RECORDS PROVIDED:
-*-

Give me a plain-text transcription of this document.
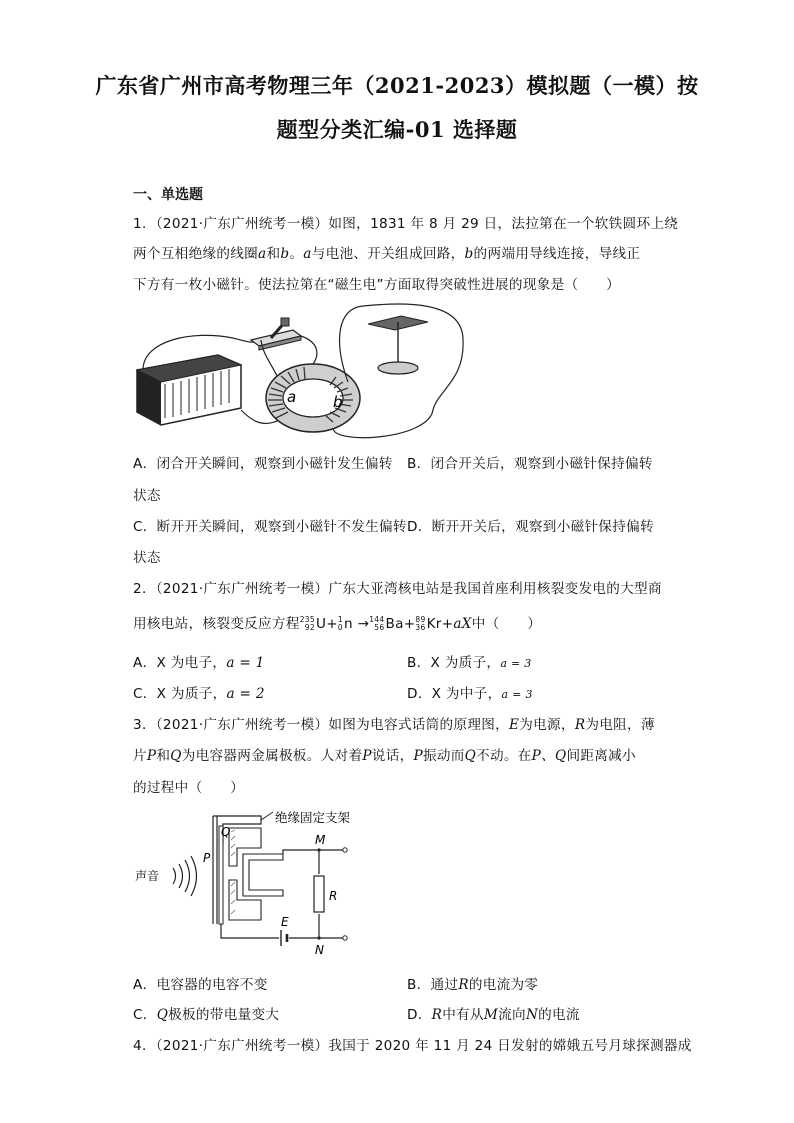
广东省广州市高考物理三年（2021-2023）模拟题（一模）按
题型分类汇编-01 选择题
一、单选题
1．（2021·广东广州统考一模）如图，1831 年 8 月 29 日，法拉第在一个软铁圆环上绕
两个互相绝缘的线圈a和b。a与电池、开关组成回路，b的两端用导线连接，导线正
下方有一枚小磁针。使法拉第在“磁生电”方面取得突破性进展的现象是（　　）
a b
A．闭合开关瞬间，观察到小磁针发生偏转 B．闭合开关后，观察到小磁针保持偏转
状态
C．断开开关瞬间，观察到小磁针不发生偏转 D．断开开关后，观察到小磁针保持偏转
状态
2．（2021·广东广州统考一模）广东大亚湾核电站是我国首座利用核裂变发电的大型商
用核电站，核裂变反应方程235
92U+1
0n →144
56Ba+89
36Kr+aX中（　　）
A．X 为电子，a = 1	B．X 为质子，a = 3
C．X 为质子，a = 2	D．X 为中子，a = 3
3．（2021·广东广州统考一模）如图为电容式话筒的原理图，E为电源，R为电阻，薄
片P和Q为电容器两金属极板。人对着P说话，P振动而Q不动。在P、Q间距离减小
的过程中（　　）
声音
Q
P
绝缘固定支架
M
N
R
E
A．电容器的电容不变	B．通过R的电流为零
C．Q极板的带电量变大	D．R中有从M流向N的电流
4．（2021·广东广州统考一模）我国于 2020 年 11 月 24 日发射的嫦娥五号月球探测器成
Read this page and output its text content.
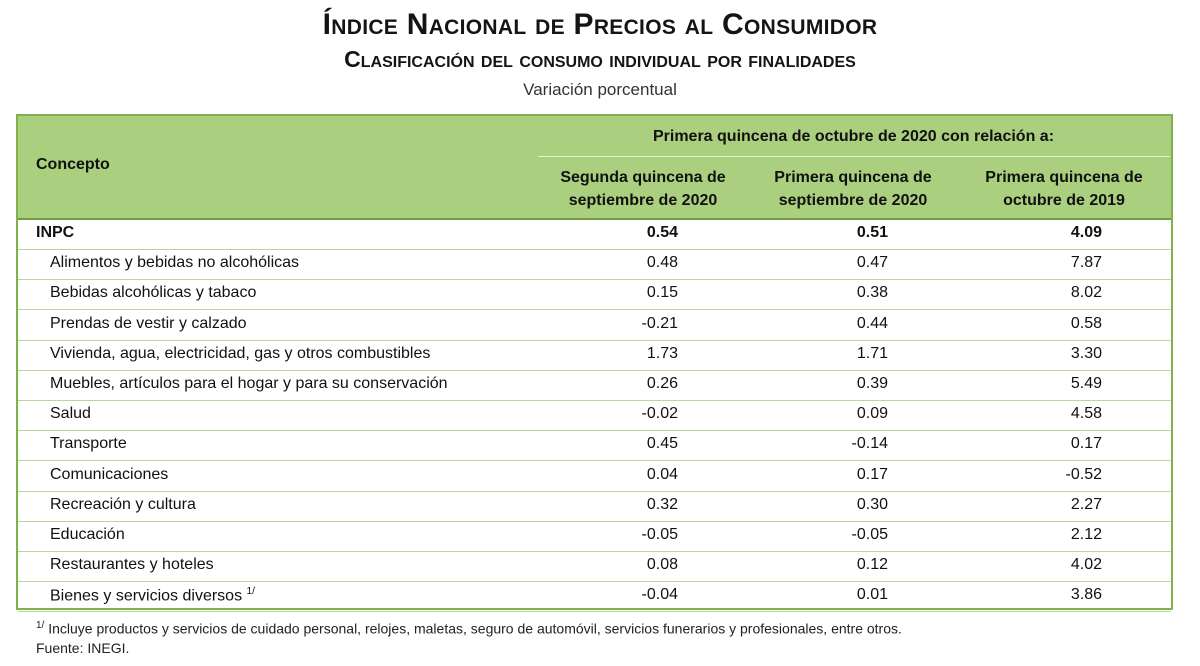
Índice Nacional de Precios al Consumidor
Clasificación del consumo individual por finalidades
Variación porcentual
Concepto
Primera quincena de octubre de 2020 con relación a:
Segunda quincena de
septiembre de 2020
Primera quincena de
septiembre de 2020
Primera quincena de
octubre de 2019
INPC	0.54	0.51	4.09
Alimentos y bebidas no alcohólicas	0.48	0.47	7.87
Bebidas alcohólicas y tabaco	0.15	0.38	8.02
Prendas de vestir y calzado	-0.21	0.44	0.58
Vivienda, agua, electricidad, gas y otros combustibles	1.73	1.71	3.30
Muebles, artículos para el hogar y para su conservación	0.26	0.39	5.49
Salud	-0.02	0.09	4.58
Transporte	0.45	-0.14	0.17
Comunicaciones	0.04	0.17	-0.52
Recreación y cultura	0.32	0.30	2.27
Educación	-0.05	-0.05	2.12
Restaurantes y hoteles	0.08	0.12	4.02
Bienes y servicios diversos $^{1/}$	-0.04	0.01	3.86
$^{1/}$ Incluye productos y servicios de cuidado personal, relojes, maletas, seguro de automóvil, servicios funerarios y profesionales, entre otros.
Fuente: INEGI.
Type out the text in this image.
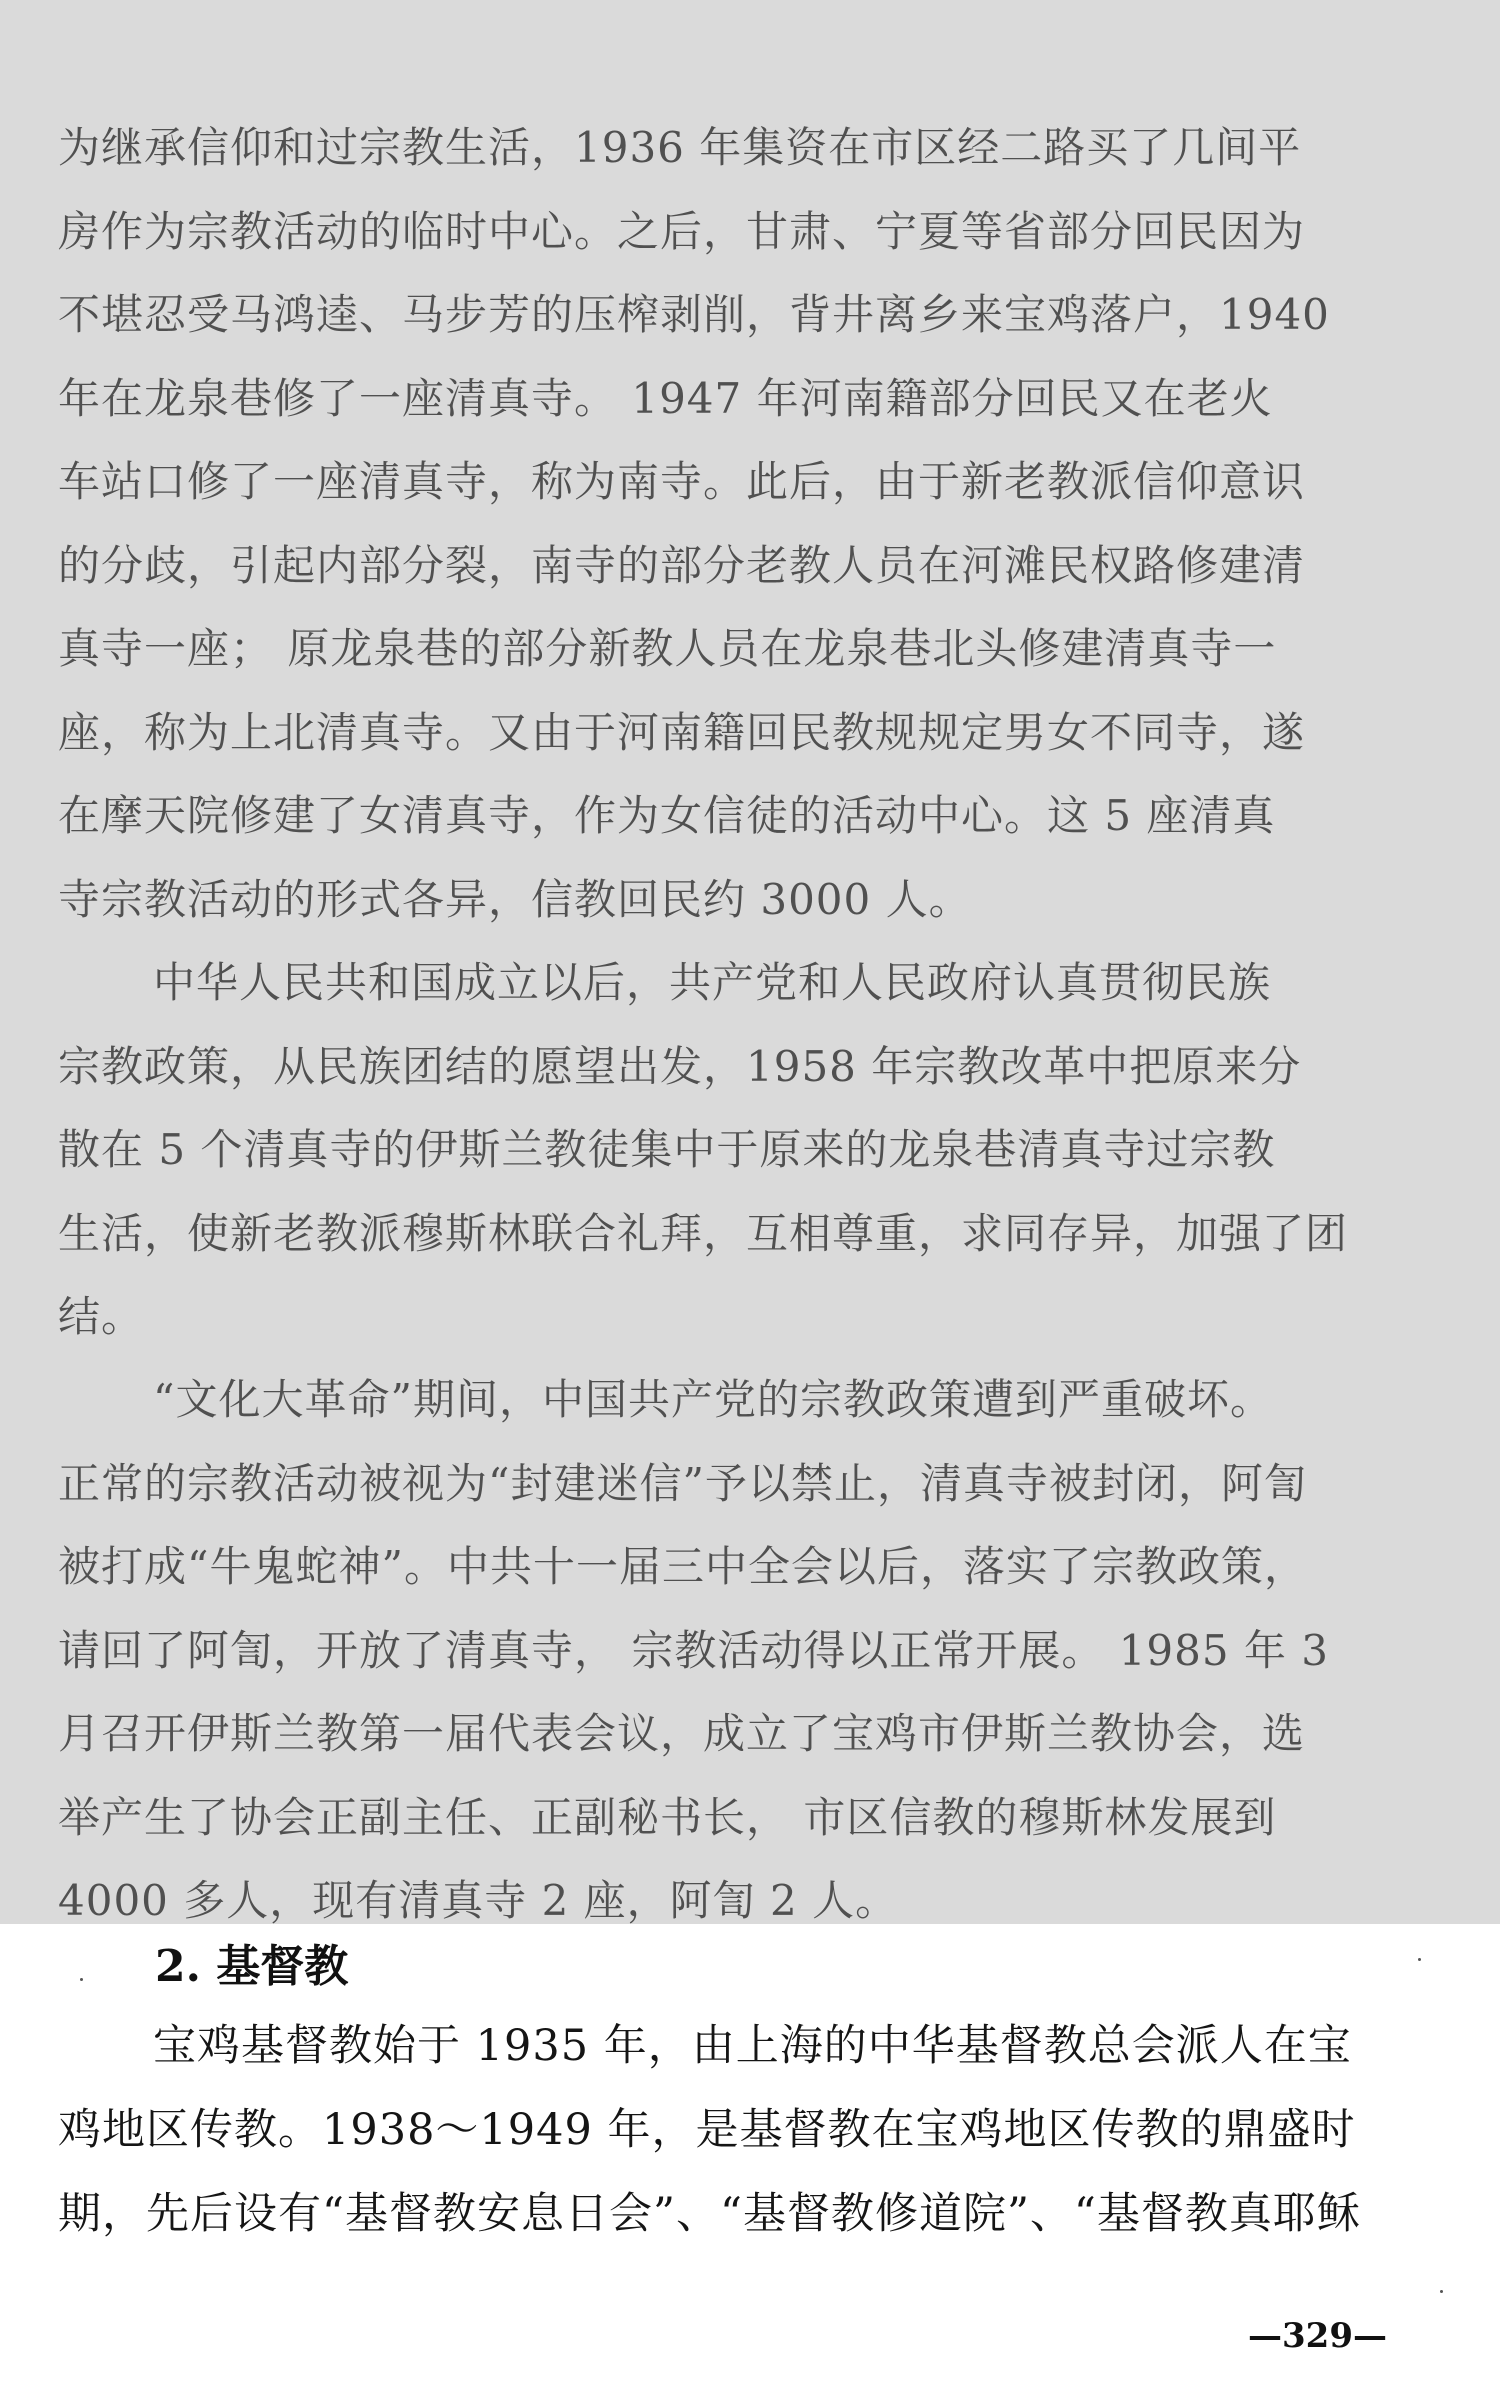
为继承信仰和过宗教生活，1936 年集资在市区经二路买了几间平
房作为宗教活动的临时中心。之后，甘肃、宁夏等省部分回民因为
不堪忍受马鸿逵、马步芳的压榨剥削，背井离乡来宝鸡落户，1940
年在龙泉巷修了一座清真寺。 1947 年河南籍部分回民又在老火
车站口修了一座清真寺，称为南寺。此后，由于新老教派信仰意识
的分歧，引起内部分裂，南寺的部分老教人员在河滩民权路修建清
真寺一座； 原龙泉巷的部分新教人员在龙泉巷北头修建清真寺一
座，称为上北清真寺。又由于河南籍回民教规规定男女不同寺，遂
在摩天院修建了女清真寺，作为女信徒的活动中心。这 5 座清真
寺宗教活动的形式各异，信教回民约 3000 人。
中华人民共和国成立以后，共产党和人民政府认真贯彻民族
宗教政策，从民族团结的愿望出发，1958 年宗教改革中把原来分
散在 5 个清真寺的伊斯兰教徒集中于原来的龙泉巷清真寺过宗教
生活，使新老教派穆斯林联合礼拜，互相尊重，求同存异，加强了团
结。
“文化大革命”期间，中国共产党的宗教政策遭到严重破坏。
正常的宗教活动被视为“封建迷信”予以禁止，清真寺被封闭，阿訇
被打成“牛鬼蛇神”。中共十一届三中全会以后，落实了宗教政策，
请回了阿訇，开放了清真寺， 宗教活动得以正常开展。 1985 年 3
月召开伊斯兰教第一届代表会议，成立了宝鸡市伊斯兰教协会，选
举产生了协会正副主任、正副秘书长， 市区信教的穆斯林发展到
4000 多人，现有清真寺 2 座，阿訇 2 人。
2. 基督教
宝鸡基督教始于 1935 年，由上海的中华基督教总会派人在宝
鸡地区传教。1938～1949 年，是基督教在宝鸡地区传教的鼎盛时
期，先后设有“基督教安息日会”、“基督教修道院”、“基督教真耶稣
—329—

-*-

Omit the pictures and reproduce the listing exactly.

EXERCISE SOLUTION:
Give me a plain-text transcription of this document.
广东省广州市高考物理三年（2021-2023）模拟题（一模）按
题型分类汇编-01 选择题
一、单选题
1．（2021·广东广州统考一模）如图，1831 年 8 月 29 日，法拉第在一个软铁圆环上绕
两个互相绝缘的线圈a和b。a与电池、开关组成回路，b的两端用导线连接，导线正
下方有一枚小磁针。使法拉第在“磁生电”方面取得突破性进展的现象是（　　）
a b
A．闭合开关瞬间，观察到小磁针发生偏转 B．闭合开关后，观察到小磁针保持偏转
状态
C．断开开关瞬间，观察到小磁针不发生偏转 D．断开开关后，观察到小磁针保持偏转
状态
2．（2021·广东广州统考一模）广东大亚湾核电站是我国首座利用核裂变发电的大型商
用核电站，核裂变反应方程235
92U+1
0n →144
56Ba+89
36Kr+aX中（　　）
A．X 为电子，a = 1	B．X 为质子，a = 3
C．X 为质子，a = 2	D．X 为中子，a = 3
3．（2021·广东广州统考一模）如图为电容式话筒的原理图，E为电源，R为电阻，薄
片P和Q为电容器两金属极板。人对着P说话，P振动而Q不动。在P、Q间距离减小
的过程中（　　）
声音
Q
P
绝缘固定支架
M
N
R
E
A．电容器的电容不变	B．通过R的电流为零
C．Q极板的带电量变大	D．R中有从M流向N的电流
4．（2021·广东广州统考一模）我国于 2020 年 11 月 24 日发射的嫦娥五号月球探测器成
Read this page and output its text content.
Índice Nacional de Precios al Consumidor
Clasificación del consumo individual por finalidades
Variación porcentual
Concepto
Primera quincena de octubre de 2020 con relación a:
Segunda quincena de
septiembre de 2020
Primera quincena de
septiembre de 2020
Primera quincena de
octubre de 2019
INPC	0.54	0.51	4.09
Alimentos y bebidas no alcohólicas	0.48	0.47	7.87
Bebidas alcohólicas y tabaco	0.15	0.38	8.02
Prendas de vestir y calzado	-0.21	0.44	0.58
Vivienda, agua, electricidad, gas y otros combustibles	1.73	1.71	3.30
Muebles, artículos para el hogar y para su conservación	0.26	0.39	5.49
Salud	-0.02	0.09	4.58
Transporte	0.45	-0.14	0.17
Comunicaciones	0.04	0.17	-0.52
Recreación y cultura	0.32	0.30	2.27
Educación	-0.05	-0.05	2.12
Restaurantes y hoteles	0.08	0.12	4.02
Bienes y servicios diversos $^{1/}$	-0.04	0.01	3.86
$^{1/}$ Incluye productos y servicios de cuidado personal, relojes, maletas, seguro de automóvil, servicios funerarios y profesionales, entre otros.
Fuente: INEGI.
Type out the text in this image.
为继承信仰和过宗教生活，1936 年集资在市区经二路买了几间平
房作为宗教活动的临时中心。之后，甘肃、宁夏等省部分回民因为
不堪忍受马鸿逵、马步芳的压榨剥削，背井离乡来宝鸡落户，1940
年在龙泉巷修了一座清真寺。 1947 年河南籍部分回民又在老火
车站口修了一座清真寺，称为南寺。此后，由于新老教派信仰意识
的分歧，引起内部分裂，南寺的部分老教人员在河滩民权路修建清
真寺一座； 原龙泉巷的部分新教人员在龙泉巷北头修建清真寺一
座，称为上北清真寺。又由于河南籍回民教规规定男女不同寺，遂
在摩天院修建了女清真寺，作为女信徒的活动中心。这 5 座清真
寺宗教活动的形式各异，信教回民约 3000 人。
中华人民共和国成立以后，共产党和人民政府认真贯彻民族
宗教政策，从民族团结的愿望出发，1958 年宗教改革中把原来分
散在 5 个清真寺的伊斯兰教徒集中于原来的龙泉巷清真寺过宗教
生活，使新老教派穆斯林联合礼拜，互相尊重，求同存异，加强了团
结。
“文化大革命”期间，中国共产党的宗教政策遭到严重破坏。
正常的宗教活动被视为“封建迷信”予以禁止，清真寺被封闭，阿訇
被打成“牛鬼蛇神”。中共十一届三中全会以后，落实了宗教政策，
请回了阿訇，开放了清真寺， 宗教活动得以正常开展。 1985 年 3
月召开伊斯兰教第一届代表会议，成立了宝鸡市伊斯兰教协会，选
举产生了协会正副主任、正副秘书长， 市区信教的穆斯林发展到
4000 多人，现有清真寺 2 座，阿訇 2 人。
2. 基督教
宝鸡基督教始于 1935 年，由上海的中华基督教总会派人在宝
鸡地区传教。1938～1949 年，是基督教在宝鸡地区传教的鼎盛时
期，先后设有“基督教安息日会”、“基督教修道院”、“基督教真耶稣
—329—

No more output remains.